■ Task requirements ■
Identify and copy all lines of the material where the string "name" is found.

■ Exercise materials ■
--- Start ---
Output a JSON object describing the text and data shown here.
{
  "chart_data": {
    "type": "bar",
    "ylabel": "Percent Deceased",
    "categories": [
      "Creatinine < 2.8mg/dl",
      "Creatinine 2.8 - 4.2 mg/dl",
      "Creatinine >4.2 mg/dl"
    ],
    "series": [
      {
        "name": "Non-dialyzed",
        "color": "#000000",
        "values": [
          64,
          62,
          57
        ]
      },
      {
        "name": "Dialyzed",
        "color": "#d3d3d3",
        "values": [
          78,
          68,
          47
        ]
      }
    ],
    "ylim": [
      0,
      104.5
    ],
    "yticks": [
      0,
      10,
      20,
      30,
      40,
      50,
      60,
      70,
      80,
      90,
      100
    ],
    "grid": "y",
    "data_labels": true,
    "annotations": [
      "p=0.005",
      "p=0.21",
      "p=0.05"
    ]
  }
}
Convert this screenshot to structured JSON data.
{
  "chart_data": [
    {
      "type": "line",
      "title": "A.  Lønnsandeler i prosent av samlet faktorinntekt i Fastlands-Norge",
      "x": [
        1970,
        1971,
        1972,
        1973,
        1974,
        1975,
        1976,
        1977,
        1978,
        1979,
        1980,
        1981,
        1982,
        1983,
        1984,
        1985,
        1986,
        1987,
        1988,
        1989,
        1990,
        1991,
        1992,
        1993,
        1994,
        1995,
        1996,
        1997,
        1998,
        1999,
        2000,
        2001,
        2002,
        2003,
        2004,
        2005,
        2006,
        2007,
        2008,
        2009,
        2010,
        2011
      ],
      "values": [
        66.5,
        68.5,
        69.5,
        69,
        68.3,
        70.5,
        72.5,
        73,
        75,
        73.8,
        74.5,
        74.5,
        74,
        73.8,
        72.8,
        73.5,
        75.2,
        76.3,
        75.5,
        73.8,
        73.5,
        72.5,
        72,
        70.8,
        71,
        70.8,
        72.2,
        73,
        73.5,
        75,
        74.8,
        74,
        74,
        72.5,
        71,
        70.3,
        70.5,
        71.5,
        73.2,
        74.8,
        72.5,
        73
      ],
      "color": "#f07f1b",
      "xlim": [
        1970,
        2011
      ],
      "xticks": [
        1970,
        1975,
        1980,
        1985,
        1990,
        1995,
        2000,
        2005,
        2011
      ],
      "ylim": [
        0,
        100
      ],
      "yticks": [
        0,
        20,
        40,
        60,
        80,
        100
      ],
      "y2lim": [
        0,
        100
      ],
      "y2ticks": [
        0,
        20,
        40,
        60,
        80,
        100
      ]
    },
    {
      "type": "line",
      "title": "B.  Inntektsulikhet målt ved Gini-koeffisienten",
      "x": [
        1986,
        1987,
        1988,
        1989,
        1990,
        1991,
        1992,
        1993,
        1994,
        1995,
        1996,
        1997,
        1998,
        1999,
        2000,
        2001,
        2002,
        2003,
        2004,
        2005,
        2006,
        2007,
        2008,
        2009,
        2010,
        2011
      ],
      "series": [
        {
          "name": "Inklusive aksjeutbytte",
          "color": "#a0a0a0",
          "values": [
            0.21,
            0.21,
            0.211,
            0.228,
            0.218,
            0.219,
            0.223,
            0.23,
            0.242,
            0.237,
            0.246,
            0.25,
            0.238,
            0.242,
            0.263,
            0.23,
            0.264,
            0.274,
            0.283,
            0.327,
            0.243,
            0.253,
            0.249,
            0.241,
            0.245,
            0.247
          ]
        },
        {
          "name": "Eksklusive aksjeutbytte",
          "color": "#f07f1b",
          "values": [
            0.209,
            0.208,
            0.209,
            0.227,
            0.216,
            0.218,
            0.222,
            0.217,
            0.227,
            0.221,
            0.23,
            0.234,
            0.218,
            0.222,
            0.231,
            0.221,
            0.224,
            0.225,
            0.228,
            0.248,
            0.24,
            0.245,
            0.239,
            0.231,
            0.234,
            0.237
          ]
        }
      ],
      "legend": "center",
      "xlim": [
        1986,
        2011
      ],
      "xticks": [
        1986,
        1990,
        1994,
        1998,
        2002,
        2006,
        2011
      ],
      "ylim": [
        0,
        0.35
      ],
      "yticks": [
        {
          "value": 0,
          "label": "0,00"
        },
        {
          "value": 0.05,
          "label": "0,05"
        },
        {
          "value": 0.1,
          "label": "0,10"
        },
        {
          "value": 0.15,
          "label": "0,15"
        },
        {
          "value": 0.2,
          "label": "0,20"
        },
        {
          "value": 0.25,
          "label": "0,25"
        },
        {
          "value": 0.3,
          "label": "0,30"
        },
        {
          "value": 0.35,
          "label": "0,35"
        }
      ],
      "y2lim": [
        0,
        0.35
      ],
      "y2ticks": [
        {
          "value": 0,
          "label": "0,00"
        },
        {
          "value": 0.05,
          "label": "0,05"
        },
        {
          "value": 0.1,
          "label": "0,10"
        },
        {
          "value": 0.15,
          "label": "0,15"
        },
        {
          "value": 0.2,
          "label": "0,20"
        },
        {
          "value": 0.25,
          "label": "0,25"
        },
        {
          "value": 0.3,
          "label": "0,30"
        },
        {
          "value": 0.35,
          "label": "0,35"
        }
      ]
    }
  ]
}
--- End ---
■ Solved problem ■
        "name": "Non-dialyzed",
        "name": "Dialyzed",
          "name": "Inklusive aksjeutbytte",
          "name": "Eksklusive aksjeutbytte",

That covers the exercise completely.